*Data for this exercise*:

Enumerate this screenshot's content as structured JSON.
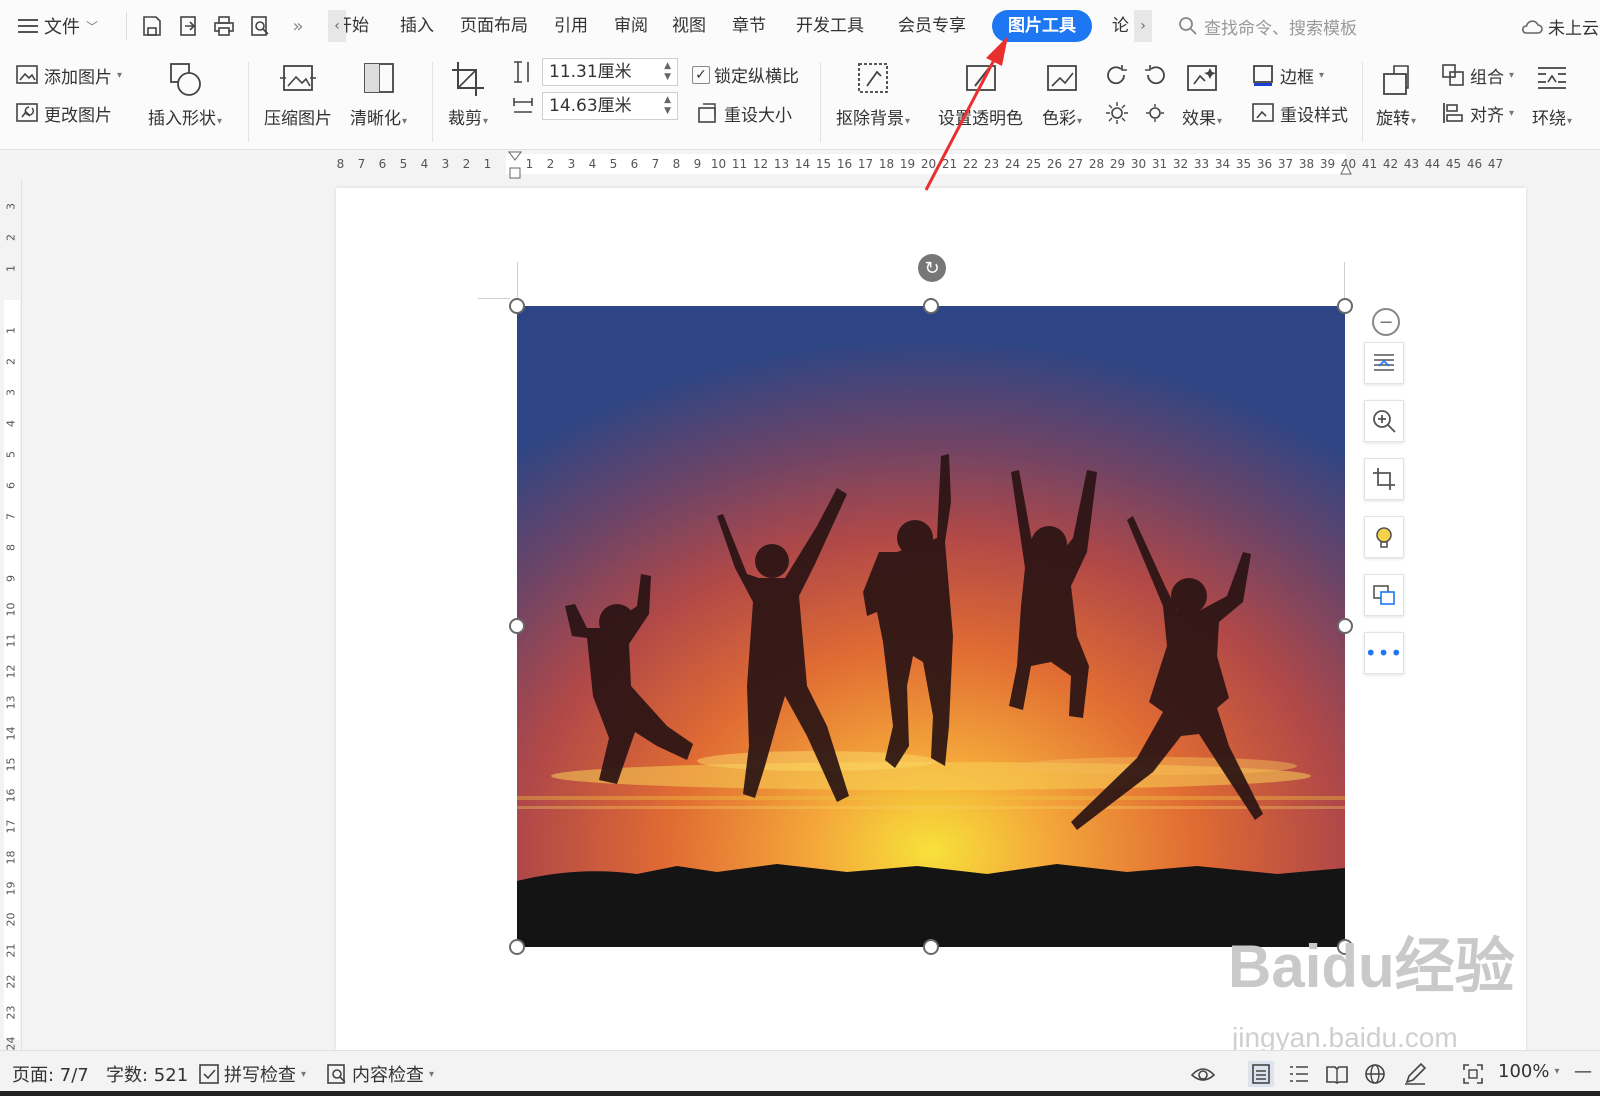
{
  "menu": {
    "file_label": "文件"
  },
  "tabs": [
    "开始",
    "插入",
    "页面布局",
    "引用",
    "审阅",
    "视图",
    "章节",
    "开发工具",
    "会员专享",
    "图片工具",
    "论"
  ],
  "active_tab": "图片工具",
  "search": {
    "placeholder": "查找命令、搜索模板"
  },
  "cloud": {
    "label": "未上云"
  },
  "ribbon": {
    "add_picture": "添加图片",
    "change_picture": "更改图片",
    "insert_shape": "插入形状",
    "compress_picture": "压缩图片",
    "sharpen": "清晰化",
    "crop": "裁剪",
    "height_value": "11.31厘米",
    "width_value": "14.63厘米",
    "lock_ratio": "锁定纵横比",
    "reset_size": "重设大小",
    "remove_background": "抠除背景",
    "set_transparent": "设置透明色",
    "color": "色彩",
    "effects": "效果",
    "border": "边框",
    "reset_style": "重设样式",
    "rotate": "旋转",
    "group": "组合",
    "align": "对齐",
    "wrap": "环绕"
  },
  "ruler": {
    "h_labels": [
      "8",
      "7",
      "6",
      "5",
      "4",
      "3",
      "2",
      "1",
      "",
      "1",
      "2",
      "3",
      "4",
      "5",
      "6",
      "7",
      "8",
      "9",
      "10",
      "11",
      "12",
      "13",
      "14",
      "15",
      "16",
      "17",
      "18",
      "19",
      "20",
      "21",
      "22",
      "23",
      "24",
      "25",
      "26",
      "27",
      "28",
      "29",
      "30",
      "31",
      "32",
      "33",
      "34",
      "35",
      "36",
      "37",
      "38",
      "39",
      "40",
      "41",
      "42",
      "43",
      "44",
      "45",
      "46",
      "47"
    ],
    "v_labels": [
      "3",
      "2",
      "1",
      "",
      "1",
      "2",
      "3",
      "4",
      "5",
      "6",
      "7",
      "8",
      "9",
      "10",
      "11",
      "12",
      "13",
      "14",
      "15",
      "16",
      "17",
      "18",
      "19",
      "20",
      "21",
      "22",
      "23",
      "24"
    ]
  },
  "watermark": {
    "logo": "Baidu经验",
    "url": "jingyan.baidu.com"
  },
  "status": {
    "page": "页面: 7/7",
    "word_count": "字数: 521",
    "spell_check": "拼写检查",
    "content_check": "内容检查",
    "zoom": "100%"
  },
  "colors": {
    "accent": "#1d77f2",
    "annotation": "#e8312f"
  }
}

*Task prompt*: Set down every entry word for word, but omit the pictures.

*Result*:
Enumerate this screenshot's content as structured JSON.
{
  "menu": {
    "file_label": "文件"
  },
  "tabs": [
    "开始",
    "插入",
    "页面布局",
    "引用",
    "审阅",
    "视图",
    "章节",
    "开发工具",
    "会员专享",
    "图片工具",
    "论"
  ],
  "active_tab": "图片工具",
  "search": {
    "placeholder": "查找命令、搜索模板"
  },
  "cloud": {
    "label": "未上云"
  },
  "ribbon": {
    "add_picture": "添加图片",
    "change_picture": "更改图片",
    "insert_shape": "插入形状",
    "compress_picture": "压缩图片",
    "sharpen": "清晰化",
    "crop": "裁剪",
    "height_value": "11.31厘米",
    "width_value": "14.63厘米",
    "lock_ratio": "锁定纵横比",
    "reset_size": "重设大小",
    "remove_background": "抠除背景",
    "set_transparent": "设置透明色",
    "color": "色彩",
    "effects": "效果",
    "border": "边框",
    "reset_style": "重设样式",
    "rotate": "旋转",
    "group": "组合",
    "align": "对齐",
    "wrap": "环绕"
  },
  "ruler": {
    "h_labels": [
      "8",
      "7",
      "6",
      "5",
      "4",
      "3",
      "2",
      "1",
      "",
      "1",
      "2",
      "3",
      "4",
      "5",
      "6",
      "7",
      "8",
      "9",
      "10",
      "11",
      "12",
      "13",
      "14",
      "15",
      "16",
      "17",
      "18",
      "19",
      "20",
      "21",
      "22",
      "23",
      "24",
      "25",
      "26",
      "27",
      "28",
      "29",
      "30",
      "31",
      "32",
      "33",
      "34",
      "35",
      "36",
      "37",
      "38",
      "39",
      "40",
      "41",
      "42",
      "43",
      "44",
      "45",
      "46",
      "47"
    ],
    "v_labels": [
      "3",
      "2",
      "1",
      "",
      "1",
      "2",
      "3",
      "4",
      "5",
      "6",
      "7",
      "8",
      "9",
      "10",
      "11",
      "12",
      "13",
      "14",
      "15",
      "16",
      "17",
      "18",
      "19",
      "20",
      "21",
      "22",
      "23",
      "24"
    ]
  },
  "watermark": {
    "logo": "Baidu经验",
    "url": "jingyan.baidu.com"
  },
  "status": {
    "page": "页面: 7/7",
    "word_count": "字数: 521",
    "spell_check": "拼写检查",
    "content_check": "内容检查",
    "zoom": "100%"
  },
  "colors": {
    "accent": "#1d77f2",
    "annotation": "#e8312f"
  }
}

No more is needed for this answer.